## Your goal
Wherever the string "Australia" appears in the listing, copy that line.

## Material shown
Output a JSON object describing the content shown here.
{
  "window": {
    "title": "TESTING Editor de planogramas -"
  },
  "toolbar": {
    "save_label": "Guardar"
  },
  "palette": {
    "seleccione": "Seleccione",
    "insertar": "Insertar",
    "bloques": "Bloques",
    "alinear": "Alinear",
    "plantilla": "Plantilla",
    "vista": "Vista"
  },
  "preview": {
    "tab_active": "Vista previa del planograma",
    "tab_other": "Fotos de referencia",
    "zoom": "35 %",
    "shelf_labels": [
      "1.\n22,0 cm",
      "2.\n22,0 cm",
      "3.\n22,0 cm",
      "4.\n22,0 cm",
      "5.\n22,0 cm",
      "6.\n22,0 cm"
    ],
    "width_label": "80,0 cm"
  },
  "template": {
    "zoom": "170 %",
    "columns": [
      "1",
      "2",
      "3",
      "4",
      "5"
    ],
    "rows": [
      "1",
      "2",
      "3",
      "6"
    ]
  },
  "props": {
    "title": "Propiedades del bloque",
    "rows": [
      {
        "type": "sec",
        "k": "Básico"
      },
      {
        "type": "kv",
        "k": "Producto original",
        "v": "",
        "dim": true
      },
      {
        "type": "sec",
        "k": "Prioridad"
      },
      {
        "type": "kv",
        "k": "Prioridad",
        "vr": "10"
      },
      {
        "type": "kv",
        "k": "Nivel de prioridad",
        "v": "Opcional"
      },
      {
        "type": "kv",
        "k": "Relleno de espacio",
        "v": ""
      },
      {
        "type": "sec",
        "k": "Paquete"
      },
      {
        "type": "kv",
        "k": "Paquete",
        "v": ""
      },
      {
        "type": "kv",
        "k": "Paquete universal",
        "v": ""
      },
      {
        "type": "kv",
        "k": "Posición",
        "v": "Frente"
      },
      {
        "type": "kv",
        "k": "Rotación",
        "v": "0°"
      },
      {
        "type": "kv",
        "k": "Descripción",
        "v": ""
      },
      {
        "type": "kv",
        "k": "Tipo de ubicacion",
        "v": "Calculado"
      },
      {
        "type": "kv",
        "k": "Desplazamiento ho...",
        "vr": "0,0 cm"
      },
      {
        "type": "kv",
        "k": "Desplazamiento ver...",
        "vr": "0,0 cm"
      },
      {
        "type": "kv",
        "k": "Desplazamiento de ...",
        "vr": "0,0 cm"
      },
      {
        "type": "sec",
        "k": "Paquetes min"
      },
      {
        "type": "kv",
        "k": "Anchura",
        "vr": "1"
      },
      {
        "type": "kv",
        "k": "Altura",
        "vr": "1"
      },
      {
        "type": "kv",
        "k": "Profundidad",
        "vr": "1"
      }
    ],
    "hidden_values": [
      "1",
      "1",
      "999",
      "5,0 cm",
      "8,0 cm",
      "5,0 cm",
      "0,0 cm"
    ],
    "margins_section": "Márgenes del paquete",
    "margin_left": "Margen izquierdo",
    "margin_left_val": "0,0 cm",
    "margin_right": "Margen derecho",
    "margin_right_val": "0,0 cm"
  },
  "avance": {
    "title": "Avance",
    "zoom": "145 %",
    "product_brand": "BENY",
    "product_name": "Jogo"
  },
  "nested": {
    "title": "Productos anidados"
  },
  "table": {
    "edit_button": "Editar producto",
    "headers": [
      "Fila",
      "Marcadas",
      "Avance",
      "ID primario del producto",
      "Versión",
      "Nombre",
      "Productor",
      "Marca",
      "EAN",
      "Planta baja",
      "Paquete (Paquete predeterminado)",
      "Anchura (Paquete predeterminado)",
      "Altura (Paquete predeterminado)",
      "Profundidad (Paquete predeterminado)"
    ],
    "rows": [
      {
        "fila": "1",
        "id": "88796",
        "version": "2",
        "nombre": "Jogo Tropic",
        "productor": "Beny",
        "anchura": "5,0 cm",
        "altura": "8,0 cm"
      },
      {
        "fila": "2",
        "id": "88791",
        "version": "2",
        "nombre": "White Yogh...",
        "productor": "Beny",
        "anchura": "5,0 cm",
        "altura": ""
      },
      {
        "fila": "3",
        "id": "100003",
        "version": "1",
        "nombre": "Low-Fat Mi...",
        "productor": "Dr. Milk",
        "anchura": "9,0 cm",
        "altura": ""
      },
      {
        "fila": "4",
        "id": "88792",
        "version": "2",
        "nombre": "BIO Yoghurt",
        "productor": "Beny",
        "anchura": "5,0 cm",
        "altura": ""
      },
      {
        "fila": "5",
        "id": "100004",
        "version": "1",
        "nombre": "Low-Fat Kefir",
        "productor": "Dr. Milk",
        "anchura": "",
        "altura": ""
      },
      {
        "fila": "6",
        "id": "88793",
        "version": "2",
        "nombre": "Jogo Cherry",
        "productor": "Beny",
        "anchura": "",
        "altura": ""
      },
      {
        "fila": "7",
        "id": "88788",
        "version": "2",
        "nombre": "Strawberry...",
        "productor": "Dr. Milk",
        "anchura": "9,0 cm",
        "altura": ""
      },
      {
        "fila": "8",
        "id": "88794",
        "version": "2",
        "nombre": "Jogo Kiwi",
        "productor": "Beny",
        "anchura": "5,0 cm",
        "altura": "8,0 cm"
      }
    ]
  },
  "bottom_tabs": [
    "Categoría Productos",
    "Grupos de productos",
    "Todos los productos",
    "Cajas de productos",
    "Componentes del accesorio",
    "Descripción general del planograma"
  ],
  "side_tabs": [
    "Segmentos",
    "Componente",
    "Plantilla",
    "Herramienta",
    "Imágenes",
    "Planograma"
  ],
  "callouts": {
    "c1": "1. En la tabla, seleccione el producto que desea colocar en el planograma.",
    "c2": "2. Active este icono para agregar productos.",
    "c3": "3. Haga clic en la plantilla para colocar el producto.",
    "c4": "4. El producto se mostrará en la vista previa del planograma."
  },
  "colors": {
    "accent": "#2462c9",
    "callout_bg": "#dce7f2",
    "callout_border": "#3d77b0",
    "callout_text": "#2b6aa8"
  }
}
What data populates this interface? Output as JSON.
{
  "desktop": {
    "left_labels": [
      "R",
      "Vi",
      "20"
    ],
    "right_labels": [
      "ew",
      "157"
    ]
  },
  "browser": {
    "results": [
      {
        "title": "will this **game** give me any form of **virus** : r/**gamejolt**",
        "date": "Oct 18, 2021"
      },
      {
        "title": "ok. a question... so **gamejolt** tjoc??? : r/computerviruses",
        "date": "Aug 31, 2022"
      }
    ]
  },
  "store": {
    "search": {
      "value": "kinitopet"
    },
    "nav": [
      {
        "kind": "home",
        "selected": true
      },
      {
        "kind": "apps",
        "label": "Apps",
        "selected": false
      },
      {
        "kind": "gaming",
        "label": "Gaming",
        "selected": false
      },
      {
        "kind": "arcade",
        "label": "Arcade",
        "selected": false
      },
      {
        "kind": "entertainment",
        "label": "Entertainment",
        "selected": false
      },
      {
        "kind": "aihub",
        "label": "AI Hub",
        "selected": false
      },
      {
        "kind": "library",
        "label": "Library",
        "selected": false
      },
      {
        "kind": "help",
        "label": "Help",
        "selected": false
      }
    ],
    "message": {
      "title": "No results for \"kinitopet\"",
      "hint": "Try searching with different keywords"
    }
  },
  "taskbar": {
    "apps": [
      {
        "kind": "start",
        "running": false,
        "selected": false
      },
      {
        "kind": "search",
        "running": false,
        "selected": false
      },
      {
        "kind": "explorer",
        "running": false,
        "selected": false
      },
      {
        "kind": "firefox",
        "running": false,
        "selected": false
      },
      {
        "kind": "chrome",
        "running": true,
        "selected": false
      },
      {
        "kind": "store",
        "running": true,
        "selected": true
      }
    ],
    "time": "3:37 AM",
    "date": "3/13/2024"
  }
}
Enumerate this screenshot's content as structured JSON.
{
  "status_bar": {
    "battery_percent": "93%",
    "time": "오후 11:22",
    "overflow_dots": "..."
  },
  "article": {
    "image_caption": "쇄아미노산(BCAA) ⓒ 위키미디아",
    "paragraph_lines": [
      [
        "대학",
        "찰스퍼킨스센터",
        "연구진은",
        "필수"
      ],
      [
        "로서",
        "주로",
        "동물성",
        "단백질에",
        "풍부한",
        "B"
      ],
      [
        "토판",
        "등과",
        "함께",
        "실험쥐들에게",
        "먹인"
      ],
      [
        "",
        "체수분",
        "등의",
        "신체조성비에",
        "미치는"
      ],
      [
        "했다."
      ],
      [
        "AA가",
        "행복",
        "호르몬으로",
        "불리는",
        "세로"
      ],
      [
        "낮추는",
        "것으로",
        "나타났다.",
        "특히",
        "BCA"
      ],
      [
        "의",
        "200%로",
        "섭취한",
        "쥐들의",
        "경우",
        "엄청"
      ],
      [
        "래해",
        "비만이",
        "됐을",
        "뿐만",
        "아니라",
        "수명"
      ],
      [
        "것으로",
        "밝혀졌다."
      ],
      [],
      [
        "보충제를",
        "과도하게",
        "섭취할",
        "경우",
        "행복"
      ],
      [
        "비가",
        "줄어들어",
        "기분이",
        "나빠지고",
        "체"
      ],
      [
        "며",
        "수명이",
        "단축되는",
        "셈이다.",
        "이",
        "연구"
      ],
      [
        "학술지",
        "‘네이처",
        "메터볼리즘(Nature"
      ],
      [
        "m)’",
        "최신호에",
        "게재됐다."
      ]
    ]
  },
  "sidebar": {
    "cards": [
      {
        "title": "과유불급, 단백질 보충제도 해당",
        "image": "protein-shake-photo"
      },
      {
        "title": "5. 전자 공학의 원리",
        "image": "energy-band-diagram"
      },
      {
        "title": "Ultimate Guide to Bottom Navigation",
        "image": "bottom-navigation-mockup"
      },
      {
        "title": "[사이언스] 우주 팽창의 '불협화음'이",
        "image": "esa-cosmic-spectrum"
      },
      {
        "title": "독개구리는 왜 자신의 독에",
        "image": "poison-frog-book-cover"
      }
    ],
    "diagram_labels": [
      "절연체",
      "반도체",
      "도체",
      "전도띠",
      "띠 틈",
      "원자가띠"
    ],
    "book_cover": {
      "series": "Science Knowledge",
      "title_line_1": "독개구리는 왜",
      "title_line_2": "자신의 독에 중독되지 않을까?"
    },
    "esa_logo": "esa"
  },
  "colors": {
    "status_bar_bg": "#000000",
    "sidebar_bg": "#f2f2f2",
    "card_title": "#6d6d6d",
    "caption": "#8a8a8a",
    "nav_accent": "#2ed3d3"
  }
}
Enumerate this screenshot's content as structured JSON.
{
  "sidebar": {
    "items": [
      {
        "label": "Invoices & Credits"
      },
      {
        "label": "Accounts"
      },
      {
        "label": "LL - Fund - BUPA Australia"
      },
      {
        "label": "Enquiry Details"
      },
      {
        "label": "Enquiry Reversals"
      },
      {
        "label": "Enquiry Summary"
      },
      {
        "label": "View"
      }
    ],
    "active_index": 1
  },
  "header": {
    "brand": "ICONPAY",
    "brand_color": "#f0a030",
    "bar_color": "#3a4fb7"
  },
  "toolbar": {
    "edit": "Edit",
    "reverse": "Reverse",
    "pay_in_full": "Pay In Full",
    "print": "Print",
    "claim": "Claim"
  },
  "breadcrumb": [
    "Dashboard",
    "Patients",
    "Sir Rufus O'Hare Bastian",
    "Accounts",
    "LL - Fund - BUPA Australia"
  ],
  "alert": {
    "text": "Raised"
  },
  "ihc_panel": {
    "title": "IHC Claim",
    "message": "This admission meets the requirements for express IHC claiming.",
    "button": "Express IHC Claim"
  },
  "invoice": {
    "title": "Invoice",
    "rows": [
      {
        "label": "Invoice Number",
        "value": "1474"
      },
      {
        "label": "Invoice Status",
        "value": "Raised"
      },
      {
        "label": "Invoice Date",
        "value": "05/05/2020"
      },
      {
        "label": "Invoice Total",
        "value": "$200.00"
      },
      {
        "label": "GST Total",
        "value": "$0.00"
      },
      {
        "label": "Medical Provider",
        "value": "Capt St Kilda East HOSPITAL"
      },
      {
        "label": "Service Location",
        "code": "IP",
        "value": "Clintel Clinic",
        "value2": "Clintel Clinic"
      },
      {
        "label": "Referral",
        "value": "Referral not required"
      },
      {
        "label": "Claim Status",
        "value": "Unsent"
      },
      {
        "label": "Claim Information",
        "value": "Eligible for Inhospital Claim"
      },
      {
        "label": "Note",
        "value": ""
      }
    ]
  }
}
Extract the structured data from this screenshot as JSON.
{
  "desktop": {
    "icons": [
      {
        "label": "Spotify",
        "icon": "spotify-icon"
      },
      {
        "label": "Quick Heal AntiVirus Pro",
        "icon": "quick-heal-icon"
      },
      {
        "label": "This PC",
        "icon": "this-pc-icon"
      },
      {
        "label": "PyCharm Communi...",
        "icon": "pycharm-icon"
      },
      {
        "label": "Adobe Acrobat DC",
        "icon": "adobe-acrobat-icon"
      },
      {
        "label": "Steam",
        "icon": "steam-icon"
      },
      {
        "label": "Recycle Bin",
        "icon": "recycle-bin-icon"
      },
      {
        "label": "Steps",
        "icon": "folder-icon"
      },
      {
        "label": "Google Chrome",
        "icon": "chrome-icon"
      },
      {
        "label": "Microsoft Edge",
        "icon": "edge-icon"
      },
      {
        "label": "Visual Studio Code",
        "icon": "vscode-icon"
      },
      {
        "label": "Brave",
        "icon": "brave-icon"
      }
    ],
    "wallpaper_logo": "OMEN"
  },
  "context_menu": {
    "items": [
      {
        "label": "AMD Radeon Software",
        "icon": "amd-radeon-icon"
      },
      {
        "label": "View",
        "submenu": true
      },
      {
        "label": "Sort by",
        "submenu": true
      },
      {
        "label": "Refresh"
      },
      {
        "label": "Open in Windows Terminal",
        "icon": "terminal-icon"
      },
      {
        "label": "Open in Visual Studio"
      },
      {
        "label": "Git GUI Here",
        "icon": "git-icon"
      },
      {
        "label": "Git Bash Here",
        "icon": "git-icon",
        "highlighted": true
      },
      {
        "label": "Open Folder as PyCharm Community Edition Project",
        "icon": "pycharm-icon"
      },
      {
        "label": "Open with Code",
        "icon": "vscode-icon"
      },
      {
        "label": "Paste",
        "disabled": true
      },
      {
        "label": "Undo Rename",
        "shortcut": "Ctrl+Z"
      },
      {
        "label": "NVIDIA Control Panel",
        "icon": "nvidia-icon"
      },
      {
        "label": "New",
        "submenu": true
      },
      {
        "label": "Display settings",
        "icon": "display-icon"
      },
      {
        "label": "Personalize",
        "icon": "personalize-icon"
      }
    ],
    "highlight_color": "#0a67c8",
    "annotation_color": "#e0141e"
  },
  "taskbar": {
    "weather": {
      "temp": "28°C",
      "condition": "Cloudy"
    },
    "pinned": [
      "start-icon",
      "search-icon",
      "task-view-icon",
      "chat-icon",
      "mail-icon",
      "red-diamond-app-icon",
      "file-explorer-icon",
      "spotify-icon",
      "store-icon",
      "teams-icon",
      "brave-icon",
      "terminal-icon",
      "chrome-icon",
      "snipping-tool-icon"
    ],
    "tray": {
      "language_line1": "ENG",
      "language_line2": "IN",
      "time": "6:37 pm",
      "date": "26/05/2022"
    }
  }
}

## Answer for this exercise
        "label": "LL - Fund - BUPA Australia"
    "LL - Fund - BUPA Australia"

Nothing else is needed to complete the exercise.